## Directions for this task
Quote, without change, all of the lines that follow.

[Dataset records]

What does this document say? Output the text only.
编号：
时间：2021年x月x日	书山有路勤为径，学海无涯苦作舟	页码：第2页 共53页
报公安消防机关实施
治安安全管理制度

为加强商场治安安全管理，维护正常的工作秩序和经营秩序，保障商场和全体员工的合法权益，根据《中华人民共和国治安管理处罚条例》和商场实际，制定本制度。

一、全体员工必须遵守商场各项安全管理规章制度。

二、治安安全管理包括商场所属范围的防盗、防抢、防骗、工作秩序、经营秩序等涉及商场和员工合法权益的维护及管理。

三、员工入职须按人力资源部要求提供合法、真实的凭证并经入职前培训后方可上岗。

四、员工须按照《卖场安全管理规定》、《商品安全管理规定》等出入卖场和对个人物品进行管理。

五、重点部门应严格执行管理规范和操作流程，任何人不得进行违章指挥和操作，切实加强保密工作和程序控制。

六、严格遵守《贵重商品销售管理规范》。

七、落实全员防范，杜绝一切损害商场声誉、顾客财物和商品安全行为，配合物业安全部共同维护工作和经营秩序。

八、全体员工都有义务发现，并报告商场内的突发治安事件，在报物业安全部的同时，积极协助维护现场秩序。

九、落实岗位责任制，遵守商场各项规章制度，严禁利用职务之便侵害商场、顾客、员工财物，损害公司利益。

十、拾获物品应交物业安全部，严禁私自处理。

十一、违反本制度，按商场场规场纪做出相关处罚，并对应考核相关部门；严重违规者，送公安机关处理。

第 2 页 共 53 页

## Task solution
What does this document say? Output the text only.
编号：
时间：2021年x月x日	书山有路勤为径，学海无涯苦作舟	页码：第2页 共53页
报公安消防机关实施
治安安全管理制度

为加强商场治安安全管理，维护正常的工作秩序和经营秩序，保障商场和全体员工的合法权益，根据《中华人民共和国治安管理处罚条例》和商场实际，制定本制度。

一、全体员工必须遵守商场各项安全管理规章制度。

二、治安安全管理包括商场所属范围的防盗、防抢、防骗、工作秩序、经营秩序等涉及商场和员工合法权益的维护及管理。

三、员工入职须按人力资源部要求提供合法、真实的凭证并经入职前培训后方可上岗。

四、员工须按照《卖场安全管理规定》、《商品安全管理规定》等出入卖场和对个人物品进行管理。

五、重点部门应严格执行管理规范和操作流程，任何人不得进行违章指挥和操作，切实加强保密工作和程序控制。

六、严格遵守《贵重商品销售管理规范》。

七、落实全员防范，杜绝一切损害商场声誉、顾客财物和商品安全行为，配合物业安全部共同维护工作和经营秩序。

八、全体员工都有义务发现，并报告商场内的突发治安事件，在报物业安全部的同时，积极协助维护现场秩序。

九、落实岗位责任制，遵守商场各项规章制度，严禁利用职务之便侵害商场、顾客、员工财物，损害公司利益。

十、拾获物品应交物业安全部，严禁私自处理。

十一、违反本制度，按商场场规场纪做出相关处罚，并对应考核相关部门；严重违规者，送公安机关处理。

第 2 页 共 53 页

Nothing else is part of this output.